[Stored data entries]
»»
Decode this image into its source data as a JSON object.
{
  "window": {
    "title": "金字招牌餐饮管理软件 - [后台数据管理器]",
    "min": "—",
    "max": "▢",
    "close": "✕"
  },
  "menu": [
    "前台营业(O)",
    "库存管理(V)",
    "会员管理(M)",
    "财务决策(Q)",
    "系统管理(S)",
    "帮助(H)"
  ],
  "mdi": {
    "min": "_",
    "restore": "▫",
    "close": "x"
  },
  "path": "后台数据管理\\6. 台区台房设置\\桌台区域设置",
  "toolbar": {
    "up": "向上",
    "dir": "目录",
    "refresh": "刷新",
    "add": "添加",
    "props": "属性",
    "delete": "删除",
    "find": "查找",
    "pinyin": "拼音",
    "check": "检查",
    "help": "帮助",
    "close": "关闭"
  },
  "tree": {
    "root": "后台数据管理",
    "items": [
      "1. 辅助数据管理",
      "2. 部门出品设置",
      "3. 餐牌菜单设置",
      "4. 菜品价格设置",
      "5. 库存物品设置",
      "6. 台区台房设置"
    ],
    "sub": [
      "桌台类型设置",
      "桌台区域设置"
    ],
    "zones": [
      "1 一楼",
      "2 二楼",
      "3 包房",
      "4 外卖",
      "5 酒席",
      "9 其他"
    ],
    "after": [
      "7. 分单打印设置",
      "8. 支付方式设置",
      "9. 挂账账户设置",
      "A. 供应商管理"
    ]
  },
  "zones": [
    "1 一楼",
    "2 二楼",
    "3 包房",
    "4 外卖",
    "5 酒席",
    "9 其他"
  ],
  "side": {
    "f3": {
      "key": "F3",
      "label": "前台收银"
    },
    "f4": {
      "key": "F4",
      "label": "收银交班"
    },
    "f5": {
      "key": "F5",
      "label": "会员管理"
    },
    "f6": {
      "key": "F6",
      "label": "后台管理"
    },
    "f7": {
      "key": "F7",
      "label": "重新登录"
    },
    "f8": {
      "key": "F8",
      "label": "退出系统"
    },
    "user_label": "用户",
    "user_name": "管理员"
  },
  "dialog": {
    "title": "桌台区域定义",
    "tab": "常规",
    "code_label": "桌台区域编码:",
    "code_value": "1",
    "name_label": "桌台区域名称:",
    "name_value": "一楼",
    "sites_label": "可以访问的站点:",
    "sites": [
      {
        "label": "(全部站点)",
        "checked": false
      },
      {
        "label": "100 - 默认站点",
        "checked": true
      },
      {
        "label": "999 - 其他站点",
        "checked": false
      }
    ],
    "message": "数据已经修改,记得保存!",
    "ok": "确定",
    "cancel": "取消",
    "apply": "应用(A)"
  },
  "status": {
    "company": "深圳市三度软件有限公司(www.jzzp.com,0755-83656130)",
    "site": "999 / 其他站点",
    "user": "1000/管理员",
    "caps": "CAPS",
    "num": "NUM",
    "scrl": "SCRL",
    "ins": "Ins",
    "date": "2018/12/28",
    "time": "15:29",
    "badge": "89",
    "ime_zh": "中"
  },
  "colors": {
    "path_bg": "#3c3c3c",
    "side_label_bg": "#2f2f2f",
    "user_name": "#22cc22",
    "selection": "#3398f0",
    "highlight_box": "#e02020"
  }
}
««
-- STATED GOAL --
Return the listing above in its exact form.

-- FINAL RESULT --
Decode this image into its source data as a JSON object.
{
  "window": {
    "title": "金字招牌餐饮管理软件 - [后台数据管理器]",
    "min": "—",
    "max": "▢",
    "close": "✕"
  },
  "menu": [
    "前台营业(O)",
    "库存管理(V)",
    "会员管理(M)",
    "财务决策(Q)",
    "系统管理(S)",
    "帮助(H)"
  ],
  "mdi": {
    "min": "_",
    "restore": "▫",
    "close": "x"
  },
  "path": "后台数据管理\\6. 台区台房设置\\桌台区域设置",
  "toolbar": {
    "up": "向上",
    "dir": "目录",
    "refresh": "刷新",
    "add": "添加",
    "props": "属性",
    "delete": "删除",
    "find": "查找",
    "pinyin": "拼音",
    "check": "检查",
    "help": "帮助",
    "close": "关闭"
  },
  "tree": {
    "root": "后台数据管理",
    "items": [
      "1. 辅助数据管理",
      "2. 部门出品设置",
      "3. 餐牌菜单设置",
      "4. 菜品价格设置",
      "5. 库存物品设置",
      "6. 台区台房设置"
    ],
    "sub": [
      "桌台类型设置",
      "桌台区域设置"
    ],
    "zones": [
      "1 一楼",
      "2 二楼",
      "3 包房",
      "4 外卖",
      "5 酒席",
      "9 其他"
    ],
    "after": [
      "7. 分单打印设置",
      "8. 支付方式设置",
      "9. 挂账账户设置",
      "A. 供应商管理"
    ]
  },
  "zones": [
    "1 一楼",
    "2 二楼",
    "3 包房",
    "4 外卖",
    "5 酒席",
    "9 其他"
  ],
  "side": {
    "f3": {
      "key": "F3",
      "label": "前台收银"
    },
    "f4": {
      "key": "F4",
      "label": "收银交班"
    },
    "f5": {
      "key": "F5",
      "label": "会员管理"
    },
    "f6": {
      "key": "F6",
      "label": "后台管理"
    },
    "f7": {
      "key": "F7",
      "label": "重新登录"
    },
    "f8": {
      "key": "F8",
      "label": "退出系统"
    },
    "user_label": "用户",
    "user_name": "管理员"
  },
  "dialog": {
    "title": "桌台区域定义",
    "tab": "常规",
    "code_label": "桌台区域编码:",
    "code_value": "1",
    "name_label": "桌台区域名称:",
    "name_value": "一楼",
    "sites_label": "可以访问的站点:",
    "sites": [
      {
        "label": "(全部站点)",
        "checked": false
      },
      {
        "label": "100 - 默认站点",
        "checked": true
      },
      {
        "label": "999 - 其他站点",
        "checked": false
      }
    ],
    "message": "数据已经修改,记得保存!",
    "ok": "确定",
    "cancel": "取消",
    "apply": "应用(A)"
  },
  "status": {
    "company": "深圳市三度软件有限公司(www.jzzp.com,0755-83656130)",
    "site": "999 / 其他站点",
    "user": "1000/管理员",
    "caps": "CAPS",
    "num": "NUM",
    "scrl": "SCRL",
    "ins": "Ins",
    "date": "2018/12/28",
    "time": "15:29",
    "badge": "89",
    "ime_zh": "中"
  },
  "colors": {
    "path_bg": "#3c3c3c",
    "side_label_bg": "#2f2f2f",
    "user_name": "#22cc22",
    "selection": "#3398f0",
    "highlight_box": "#e02020"
  }
}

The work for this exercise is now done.